→ **Problem to solve**: Set down the material below word for word, excluding the pictures.

================

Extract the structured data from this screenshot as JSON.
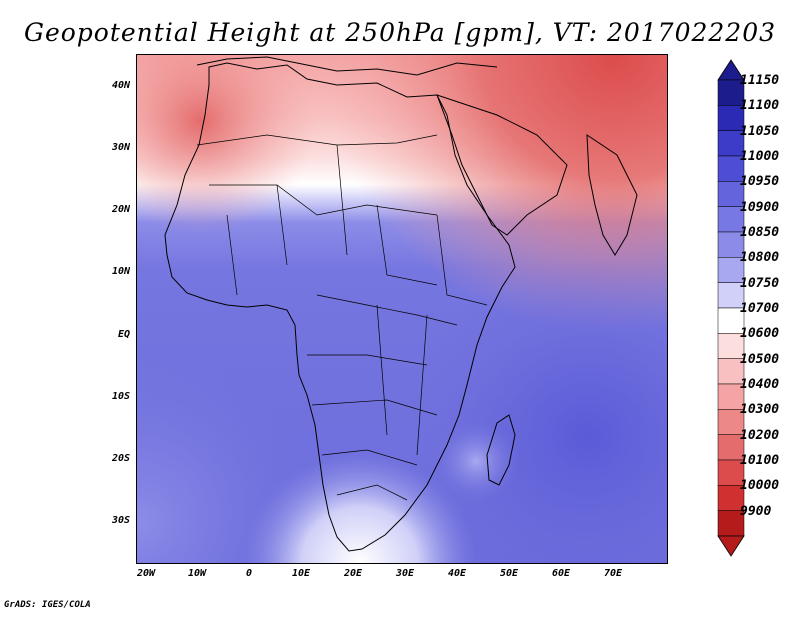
{
  "title": "Geopotential Height at 250hPa [gpm], VT: 2017022203",
  "footer": "GrADS: IGES/COLA",
  "lat_labels": [
    "40N",
    "30N",
    "20N",
    "10N",
    "EQ",
    "10S",
    "20S",
    "30S"
  ],
  "lon_labels": [
    "20W",
    "10W",
    "0",
    "10E",
    "20E",
    "30E",
    "40E",
    "50E",
    "60E",
    "70E"
  ],
  "colorbar": {
    "levels": [
      "11150",
      "11100",
      "11050",
      "11000",
      "10950",
      "10900",
      "10850",
      "10800",
      "10750",
      "10700",
      "10600",
      "10500",
      "10400",
      "10300",
      "10200",
      "10100",
      "10000",
      "9900"
    ],
    "colors": [
      "#1c1c8c",
      "#2a2ab4",
      "#3c3cc8",
      "#4e4ed4",
      "#6464dc",
      "#7878e4",
      "#8c8ce8",
      "#a8a8f0",
      "#d0d0f8",
      "#ffffff",
      "#fcdede",
      "#f8c0c0",
      "#f4a4a4",
      "#ec8888",
      "#e46c6c",
      "#dc4c4c",
      "#d03030",
      "#b41c1c"
    ]
  },
  "map": {
    "region": "Africa",
    "lon_range": [
      -22,
      80
    ],
    "lat_range": [
      -37,
      45
    ]
  }
}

================

→ **Solution for this problem**:
Extract the structured data from this screenshot as JSON.
{
  "title": "Geopotential Height at 250hPa [gpm], VT: 2017022203",
  "footer": "GrADS: IGES/COLA",
  "lat_labels": [
    "40N",
    "30N",
    "20N",
    "10N",
    "EQ",
    "10S",
    "20S",
    "30S"
  ],
  "lon_labels": [
    "20W",
    "10W",
    "0",
    "10E",
    "20E",
    "30E",
    "40E",
    "50E",
    "60E",
    "70E"
  ],
  "colorbar": {
    "levels": [
      "11150",
      "11100",
      "11050",
      "11000",
      "10950",
      "10900",
      "10850",
      "10800",
      "10750",
      "10700",
      "10600",
      "10500",
      "10400",
      "10300",
      "10200",
      "10100",
      "10000",
      "9900"
    ],
    "colors": [
      "#1c1c8c",
      "#2a2ab4",
      "#3c3cc8",
      "#4e4ed4",
      "#6464dc",
      "#7878e4",
      "#8c8ce8",
      "#a8a8f0",
      "#d0d0f8",
      "#ffffff",
      "#fcdede",
      "#f8c0c0",
      "#f4a4a4",
      "#ec8888",
      "#e46c6c",
      "#dc4c4c",
      "#d03030",
      "#b41c1c"
    ]
  },
  "map": {
    "region": "Africa",
    "lon_range": [
      -22,
      80
    ],
    "lat_range": [
      -37,
      45
    ]
  }
}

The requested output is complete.